Skip every picture and transcribe the remaining material exactly.
======== MATERIAL SUPPLIED ========
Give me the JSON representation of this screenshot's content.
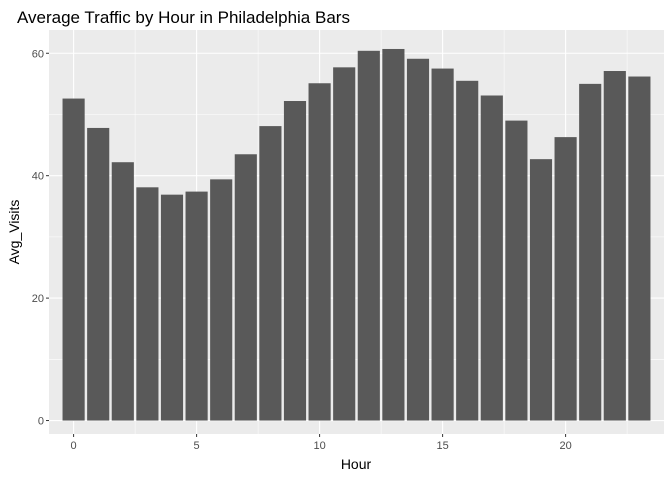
{
  "chart_data": {
    "type": "bar",
    "title": "Average Traffic by Hour in Philadelphia Bars",
    "xlabel": "Hour",
    "ylabel": "Avg_Visits",
    "x": [
      0,
      1,
      2,
      3,
      4,
      5,
      6,
      7,
      8,
      9,
      10,
      11,
      12,
      13,
      14,
      15,
      16,
      17,
      18,
      19,
      20,
      21,
      22,
      23
    ],
    "values": [
      52.6,
      47.8,
      42.2,
      38.1,
      36.9,
      37.4,
      39.4,
      43.5,
      48.1,
      52.2,
      55.1,
      57.7,
      60.4,
      60.7,
      59.1,
      57.5,
      55.5,
      53.1,
      49.0,
      42.7,
      46.3,
      55.0,
      57.1,
      56.2
    ],
    "xlim": [
      -1.0,
      24.0
    ],
    "ylim": [
      -2.2,
      63.8
    ],
    "x_ticks": [
      0,
      5,
      10,
      15,
      20
    ],
    "y_ticks": [
      0,
      20,
      40,
      60
    ],
    "x_tick_labels": [
      "0",
      "5",
      "10",
      "15",
      "20"
    ],
    "y_tick_labels": [
      "0",
      "20",
      "40",
      "60"
    ],
    "grid": true,
    "colors": {
      "bar": "#595959",
      "panel_background": "#ebebeb",
      "grid_line": "#ffffff",
      "tick_text": "#4d4d4d"
    }
  }
}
========
> [RESULT]:
Give me the JSON representation of this screenshot's content.
{
  "chart_data": {
    "type": "bar",
    "title": "Average Traffic by Hour in Philadelphia Bars",
    "xlabel": "Hour",
    "ylabel": "Avg_Visits",
    "x": [
      0,
      1,
      2,
      3,
      4,
      5,
      6,
      7,
      8,
      9,
      10,
      11,
      12,
      13,
      14,
      15,
      16,
      17,
      18,
      19,
      20,
      21,
      22,
      23
    ],
    "values": [
      52.6,
      47.8,
      42.2,
      38.1,
      36.9,
      37.4,
      39.4,
      43.5,
      48.1,
      52.2,
      55.1,
      57.7,
      60.4,
      60.7,
      59.1,
      57.5,
      55.5,
      53.1,
      49.0,
      42.7,
      46.3,
      55.0,
      57.1,
      56.2
    ],
    "xlim": [
      -1.0,
      24.0
    ],
    "ylim": [
      -2.2,
      63.8
    ],
    "x_ticks": [
      0,
      5,
      10,
      15,
      20
    ],
    "y_ticks": [
      0,
      20,
      40,
      60
    ],
    "x_tick_labels": [
      "0",
      "5",
      "10",
      "15",
      "20"
    ],
    "y_tick_labels": [
      "0",
      "20",
      "40",
      "60"
    ],
    "grid": true,
    "colors": {
      "bar": "#595959",
      "panel_background": "#ebebeb",
      "grid_line": "#ffffff",
      "tick_text": "#4d4d4d"
    }
  }
}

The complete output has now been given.